# [PROBLEM REQUIREMENTS]
Copy all records verbatim.

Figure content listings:

[start]

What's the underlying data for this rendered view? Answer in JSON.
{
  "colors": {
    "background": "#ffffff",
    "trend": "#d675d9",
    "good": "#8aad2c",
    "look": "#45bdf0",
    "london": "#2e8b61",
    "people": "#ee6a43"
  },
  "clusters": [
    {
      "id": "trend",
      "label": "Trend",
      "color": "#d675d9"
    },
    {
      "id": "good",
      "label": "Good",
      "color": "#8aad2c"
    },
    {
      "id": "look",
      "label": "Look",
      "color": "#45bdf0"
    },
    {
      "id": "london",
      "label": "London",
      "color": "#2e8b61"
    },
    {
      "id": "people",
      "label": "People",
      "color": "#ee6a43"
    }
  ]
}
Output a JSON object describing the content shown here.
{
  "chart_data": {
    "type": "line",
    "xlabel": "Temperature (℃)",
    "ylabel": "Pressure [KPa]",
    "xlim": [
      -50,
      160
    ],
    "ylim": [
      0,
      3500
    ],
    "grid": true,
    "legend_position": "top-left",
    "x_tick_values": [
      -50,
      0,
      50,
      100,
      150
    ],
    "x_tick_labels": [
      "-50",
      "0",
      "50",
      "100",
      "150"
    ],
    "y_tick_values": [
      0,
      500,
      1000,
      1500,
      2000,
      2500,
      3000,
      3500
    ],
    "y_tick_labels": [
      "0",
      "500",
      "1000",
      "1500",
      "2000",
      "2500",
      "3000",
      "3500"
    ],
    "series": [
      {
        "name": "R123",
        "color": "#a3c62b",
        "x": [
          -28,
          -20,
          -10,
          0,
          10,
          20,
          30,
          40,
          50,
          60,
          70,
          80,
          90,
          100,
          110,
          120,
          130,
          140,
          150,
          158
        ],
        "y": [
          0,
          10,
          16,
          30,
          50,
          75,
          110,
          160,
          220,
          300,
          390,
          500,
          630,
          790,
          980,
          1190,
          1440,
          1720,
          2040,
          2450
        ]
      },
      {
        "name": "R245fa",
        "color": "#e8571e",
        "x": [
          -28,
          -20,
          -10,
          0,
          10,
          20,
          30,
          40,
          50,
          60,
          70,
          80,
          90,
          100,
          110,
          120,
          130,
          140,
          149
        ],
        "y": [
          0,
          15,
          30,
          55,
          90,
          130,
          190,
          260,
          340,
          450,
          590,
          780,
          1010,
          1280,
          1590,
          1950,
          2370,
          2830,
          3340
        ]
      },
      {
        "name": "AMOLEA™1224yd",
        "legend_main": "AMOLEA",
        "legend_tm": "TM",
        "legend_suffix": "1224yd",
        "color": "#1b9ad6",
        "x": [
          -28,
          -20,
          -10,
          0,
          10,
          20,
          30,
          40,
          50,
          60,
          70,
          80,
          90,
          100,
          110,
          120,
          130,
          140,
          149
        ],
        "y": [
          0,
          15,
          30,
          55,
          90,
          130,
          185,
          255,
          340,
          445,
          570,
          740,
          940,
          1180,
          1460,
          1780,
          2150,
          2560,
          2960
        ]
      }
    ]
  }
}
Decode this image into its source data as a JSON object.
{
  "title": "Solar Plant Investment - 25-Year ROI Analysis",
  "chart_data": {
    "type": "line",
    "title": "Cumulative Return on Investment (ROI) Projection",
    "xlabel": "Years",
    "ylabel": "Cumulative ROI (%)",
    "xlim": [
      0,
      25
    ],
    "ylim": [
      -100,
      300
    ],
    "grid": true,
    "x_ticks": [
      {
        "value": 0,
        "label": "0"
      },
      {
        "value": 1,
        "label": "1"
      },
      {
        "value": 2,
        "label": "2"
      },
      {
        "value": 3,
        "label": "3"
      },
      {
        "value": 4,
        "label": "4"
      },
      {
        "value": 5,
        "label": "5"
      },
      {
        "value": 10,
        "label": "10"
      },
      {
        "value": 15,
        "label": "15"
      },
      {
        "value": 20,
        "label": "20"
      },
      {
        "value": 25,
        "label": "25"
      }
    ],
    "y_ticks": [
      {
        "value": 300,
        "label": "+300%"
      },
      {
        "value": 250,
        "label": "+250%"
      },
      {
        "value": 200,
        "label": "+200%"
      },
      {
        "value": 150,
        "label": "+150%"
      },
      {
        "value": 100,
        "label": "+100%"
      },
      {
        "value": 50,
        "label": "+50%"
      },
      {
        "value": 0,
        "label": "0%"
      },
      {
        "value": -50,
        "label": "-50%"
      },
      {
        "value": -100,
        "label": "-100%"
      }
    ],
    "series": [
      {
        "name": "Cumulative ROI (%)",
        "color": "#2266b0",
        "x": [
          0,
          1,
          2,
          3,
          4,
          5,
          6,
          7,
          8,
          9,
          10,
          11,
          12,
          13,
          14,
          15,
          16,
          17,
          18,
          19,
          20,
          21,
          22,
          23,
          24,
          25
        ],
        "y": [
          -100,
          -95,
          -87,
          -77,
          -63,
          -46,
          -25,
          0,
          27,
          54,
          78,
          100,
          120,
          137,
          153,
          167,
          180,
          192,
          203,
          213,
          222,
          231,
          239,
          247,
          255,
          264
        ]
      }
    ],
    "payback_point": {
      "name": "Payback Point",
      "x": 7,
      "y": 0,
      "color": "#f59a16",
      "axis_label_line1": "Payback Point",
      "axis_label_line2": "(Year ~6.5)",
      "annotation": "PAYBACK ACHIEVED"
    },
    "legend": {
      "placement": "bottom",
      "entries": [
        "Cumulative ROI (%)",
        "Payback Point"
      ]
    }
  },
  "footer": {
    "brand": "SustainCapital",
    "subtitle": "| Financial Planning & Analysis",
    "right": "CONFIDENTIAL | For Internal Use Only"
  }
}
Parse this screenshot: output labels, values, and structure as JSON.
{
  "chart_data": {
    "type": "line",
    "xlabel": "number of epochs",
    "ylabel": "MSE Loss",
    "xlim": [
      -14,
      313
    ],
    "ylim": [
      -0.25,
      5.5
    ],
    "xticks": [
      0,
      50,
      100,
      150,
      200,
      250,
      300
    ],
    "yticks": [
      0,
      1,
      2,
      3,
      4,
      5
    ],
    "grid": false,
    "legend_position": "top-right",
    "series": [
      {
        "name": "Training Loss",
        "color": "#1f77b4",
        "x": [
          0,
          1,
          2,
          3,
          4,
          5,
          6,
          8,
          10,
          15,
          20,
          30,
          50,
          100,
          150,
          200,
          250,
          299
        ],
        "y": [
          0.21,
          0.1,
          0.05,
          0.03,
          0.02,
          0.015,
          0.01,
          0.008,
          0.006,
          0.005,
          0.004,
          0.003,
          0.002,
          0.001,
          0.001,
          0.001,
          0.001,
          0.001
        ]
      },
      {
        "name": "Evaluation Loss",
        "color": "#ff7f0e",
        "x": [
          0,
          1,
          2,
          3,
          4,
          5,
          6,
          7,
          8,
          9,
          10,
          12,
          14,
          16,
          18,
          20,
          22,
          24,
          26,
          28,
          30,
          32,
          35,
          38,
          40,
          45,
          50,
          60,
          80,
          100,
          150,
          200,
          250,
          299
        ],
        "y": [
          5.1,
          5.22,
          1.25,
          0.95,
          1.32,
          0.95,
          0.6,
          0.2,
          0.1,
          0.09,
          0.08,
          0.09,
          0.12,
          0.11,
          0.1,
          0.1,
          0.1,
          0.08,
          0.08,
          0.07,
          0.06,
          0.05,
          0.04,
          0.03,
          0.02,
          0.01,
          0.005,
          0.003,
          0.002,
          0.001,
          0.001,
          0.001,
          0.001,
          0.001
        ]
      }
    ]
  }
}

[end]

# [TASK ANSWER]
What's the underlying data for this rendered view? Answer in JSON.
{
  "colors": {
    "background": "#ffffff",
    "trend": "#d675d9",
    "good": "#8aad2c",
    "look": "#45bdf0",
    "london": "#2e8b61",
    "people": "#ee6a43"
  },
  "clusters": [
    {
      "id": "trend",
      "label": "Trend",
      "color": "#d675d9"
    },
    {
      "id": "good",
      "label": "Good",
      "color": "#8aad2c"
    },
    {
      "id": "look",
      "label": "Look",
      "color": "#45bdf0"
    },
    {
      "id": "london",
      "label": "London",
      "color": "#2e8b61"
    },
    {
      "id": "people",
      "label": "People",
      "color": "#ee6a43"
    }
  ]
}
Output a JSON object describing the content shown here.
{
  "chart_data": {
    "type": "line",
    "xlabel": "Temperature (℃)",
    "ylabel": "Pressure [KPa]",
    "xlim": [
      -50,
      160
    ],
    "ylim": [
      0,
      3500
    ],
    "grid": true,
    "legend_position": "top-left",
    "x_tick_values": [
      -50,
      0,
      50,
      100,
      150
    ],
    "x_tick_labels": [
      "-50",
      "0",
      "50",
      "100",
      "150"
    ],
    "y_tick_values": [
      0,
      500,
      1000,
      1500,
      2000,
      2500,
      3000,
      3500
    ],
    "y_tick_labels": [
      "0",
      "500",
      "1000",
      "1500",
      "2000",
      "2500",
      "3000",
      "3500"
    ],
    "series": [
      {
        "name": "R123",
        "color": "#a3c62b",
        "x": [
          -28,
          -20,
          -10,
          0,
          10,
          20,
          30,
          40,
          50,
          60,
          70,
          80,
          90,
          100,
          110,
          120,
          130,
          140,
          150,
          158
        ],
        "y": [
          0,
          10,
          16,
          30,
          50,
          75,
          110,
          160,
          220,
          300,
          390,
          500,
          630,
          790,
          980,
          1190,
          1440,
          1720,
          2040,
          2450
        ]
      },
      {
        "name": "R245fa",
        "color": "#e8571e",
        "x": [
          -28,
          -20,
          -10,
          0,
          10,
          20,
          30,
          40,
          50,
          60,
          70,
          80,
          90,
          100,
          110,
          120,
          130,
          140,
          149
        ],
        "y": [
          0,
          15,
          30,
          55,
          90,
          130,
          190,
          260,
          340,
          450,
          590,
          780,
          1010,
          1280,
          1590,
          1950,
          2370,
          2830,
          3340
        ]
      },
      {
        "name": "AMOLEA™1224yd",
        "legend_main": "AMOLEA",
        "legend_tm": "TM",
        "legend_suffix": "1224yd",
        "color": "#1b9ad6",
        "x": [
          -28,
          -20,
          -10,
          0,
          10,
          20,
          30,
          40,
          50,
          60,
          70,
          80,
          90,
          100,
          110,
          120,
          130,
          140,
          149
        ],
        "y": [
          0,
          15,
          30,
          55,
          90,
          130,
          185,
          255,
          340,
          445,
          570,
          740,
          940,
          1180,
          1460,
          1780,
          2150,
          2560,
          2960
        ]
      }
    ]
  }
}
Decode this image into its source data as a JSON object.
{
  "title": "Solar Plant Investment - 25-Year ROI Analysis",
  "chart_data": {
    "type": "line",
    "title": "Cumulative Return on Investment (ROI) Projection",
    "xlabel": "Years",
    "ylabel": "Cumulative ROI (%)",
    "xlim": [
      0,
      25
    ],
    "ylim": [
      -100,
      300
    ],
    "grid": true,
    "x_ticks": [
      {
        "value": 0,
        "label": "0"
      },
      {
        "value": 1,
        "label": "1"
      },
      {
        "value": 2,
        "label": "2"
      },
      {
        "value": 3,
        "label": "3"
      },
      {
        "value": 4,
        "label": "4"
      },
      {
        "value": 5,
        "label": "5"
      },
      {
        "value": 10,
        "label": "10"
      },
      {
        "value": 15,
        "label": "15"
      },
      {
        "value": 20,
        "label": "20"
      },
      {
        "value": 25,
        "label": "25"
      }
    ],
    "y_ticks": [
      {
        "value": 300,
        "label": "+300%"
      },
      {
        "value": 250,
        "label": "+250%"
      },
      {
        "value": 200,
        "label": "+200%"
      },
      {
        "value": 150,
        "label": "+150%"
      },
      {
        "value": 100,
        "label": "+100%"
      },
      {
        "value": 50,
        "label": "+50%"
      },
      {
        "value": 0,
        "label": "0%"
      },
      {
        "value": -50,
        "label": "-50%"
      },
      {
        "value": -100,
        "label": "-100%"
      }
    ],
    "series": [
      {
        "name": "Cumulative ROI (%)",
        "color": "#2266b0",
        "x": [
          0,
          1,
          2,
          3,
          4,
          5,
          6,
          7,
          8,
          9,
          10,
          11,
          12,
          13,
          14,
          15,
          16,
          17,
          18,
          19,
          20,
          21,
          22,
          23,
          24,
          25
        ],
        "y": [
          -100,
          -95,
          -87,
          -77,
          -63,
          -46,
          -25,
          0,
          27,
          54,
          78,
          100,
          120,
          137,
          153,
          167,
          180,
          192,
          203,
          213,
          222,
          231,
          239,
          247,
          255,
          264
        ]
      }
    ],
    "payback_point": {
      "name": "Payback Point",
      "x": 7,
      "y": 0,
      "color": "#f59a16",
      "axis_label_line1": "Payback Point",
      "axis_label_line2": "(Year ~6.5)",
      "annotation": "PAYBACK ACHIEVED"
    },
    "legend": {
      "placement": "bottom",
      "entries": [
        "Cumulative ROI (%)",
        "Payback Point"
      ]
    }
  },
  "footer": {
    "brand": "SustainCapital",
    "subtitle": "| Financial Planning & Analysis",
    "right": "CONFIDENTIAL | For Internal Use Only"
  }
}
Parse this screenshot: output labels, values, and structure as JSON.
{
  "chart_data": {
    "type": "line",
    "xlabel": "number of epochs",
    "ylabel": "MSE Loss",
    "xlim": [
      -14,
      313
    ],
    "ylim": [
      -0.25,
      5.5
    ],
    "xticks": [
      0,
      50,
      100,
      150,
      200,
      250,
      300
    ],
    "yticks": [
      0,
      1,
      2,
      3,
      4,
      5
    ],
    "grid": false,
    "legend_position": "top-right",
    "series": [
      {
        "name": "Training Loss",
        "color": "#1f77b4",
        "x": [
          0,
          1,
          2,
          3,
          4,
          5,
          6,
          8,
          10,
          15,
          20,
          30,
          50,
          100,
          150,
          200,
          250,
          299
        ],
        "y": [
          0.21,
          0.1,
          0.05,
          0.03,
          0.02,
          0.015,
          0.01,
          0.008,
          0.006,
          0.005,
          0.004,
          0.003,
          0.002,
          0.001,
          0.001,
          0.001,
          0.001,
          0.001
        ]
      },
      {
        "name": "Evaluation Loss",
        "color": "#ff7f0e",
        "x": [
          0,
          1,
          2,
          3,
          4,
          5,
          6,
          7,
          8,
          9,
          10,
          12,
          14,
          16,
          18,
          20,
          22,
          24,
          26,
          28,
          30,
          32,
          35,
          38,
          40,
          45,
          50,
          60,
          80,
          100,
          150,
          200,
          250,
          299
        ],
        "y": [
          5.1,
          5.22,
          1.25,
          0.95,
          1.32,
          0.95,
          0.6,
          0.2,
          0.1,
          0.09,
          0.08,
          0.09,
          0.12,
          0.11,
          0.1,
          0.1,
          0.1,
          0.08,
          0.08,
          0.07,
          0.06,
          0.05,
          0.04,
          0.03,
          0.02,
          0.01,
          0.005,
          0.003,
          0.002,
          0.001,
          0.001,
          0.001,
          0.001,
          0.001
        ]
      }
    ]
  }
}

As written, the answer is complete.